[DIRECTIONS FOR THIS TASK]: Filter the entries and keep only the lines where the string "value" appears.

[Collected data entries]:
^^^^

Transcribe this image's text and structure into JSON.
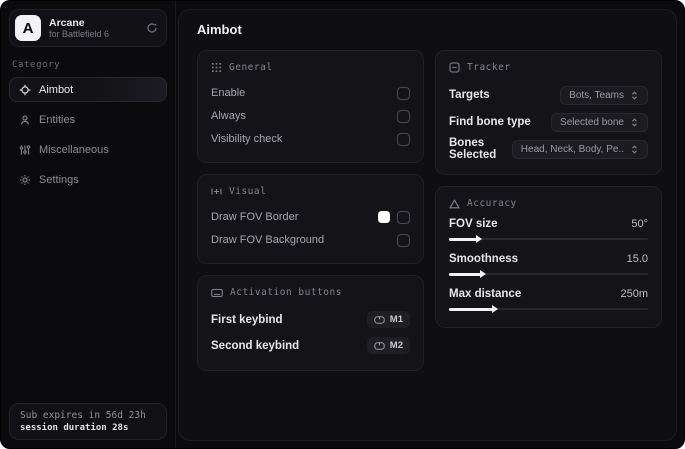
{
  "sidebar": {
    "brand": {
      "initial": "A",
      "name": "Arcane",
      "subtitle": "for Battlefield 6"
    },
    "category_label": "Category",
    "items": [
      {
        "icon": "crosshair-icon",
        "label": "Aimbot",
        "selected": true
      },
      {
        "icon": "entities-icon",
        "label": "Entities",
        "selected": false
      },
      {
        "icon": "sliders-icon",
        "label": "Miscellaneous",
        "selected": false
      },
      {
        "icon": "gear-icon",
        "label": "Settings",
        "selected": false
      }
    ],
    "footer": {
      "line1": "Sub expires in 56d 23h",
      "line2": "session duration 28s"
    }
  },
  "main": {
    "title": "Aimbot",
    "general": {
      "title": "General",
      "rows": [
        {
          "label": "Enable",
          "checked": false
        },
        {
          "label": "Always",
          "checked": false
        },
        {
          "label": "Visibility check",
          "checked": false
        }
      ]
    },
    "visual": {
      "title": "Visual",
      "rows": [
        {
          "label": "Draw FOV Border",
          "swatch": "#ffffff",
          "checked": false
        },
        {
          "label": "Draw FOV Background",
          "checked": false
        }
      ]
    },
    "activation": {
      "title": "Activation buttons",
      "rows": [
        {
          "label": "First keybind",
          "key": "M1"
        },
        {
          "label": "Second keybind",
          "key": "M2"
        }
      ]
    },
    "tracker": {
      "title": "Tracker",
      "rows": [
        {
          "label": "Targets",
          "value": "Bots, Teams"
        },
        {
          "label": "Find bone type",
          "value": "Selected bone"
        },
        {
          "label": "Bones Selected",
          "value": "Head, Neck, Body, Pe.."
        }
      ]
    },
    "accuracy": {
      "title": "Accuracy",
      "rows": [
        {
          "label": "FOV size",
          "value": "50°",
          "fill_pct": 14
        },
        {
          "label": "Smoothness",
          "value": "15.0",
          "fill_pct": 16
        },
        {
          "label": "Max distance",
          "value": "250m",
          "fill_pct": 22
        }
      ]
    }
  },
  "colors": {
    "window_bg": "#0b0b0d",
    "card_bg": "#141418",
    "accent_fill": "#f2f2f4",
    "swatch_white": "#ffffff"
  }
}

^^^^

[WORKED ANSWER]:
          "value": "Bots, Teams"
          "value": "Selected bone"
          "value": "Head, Neck, Body, Pe.."
          "value": "50°",
          "value": "15.0",
          "value": "250m",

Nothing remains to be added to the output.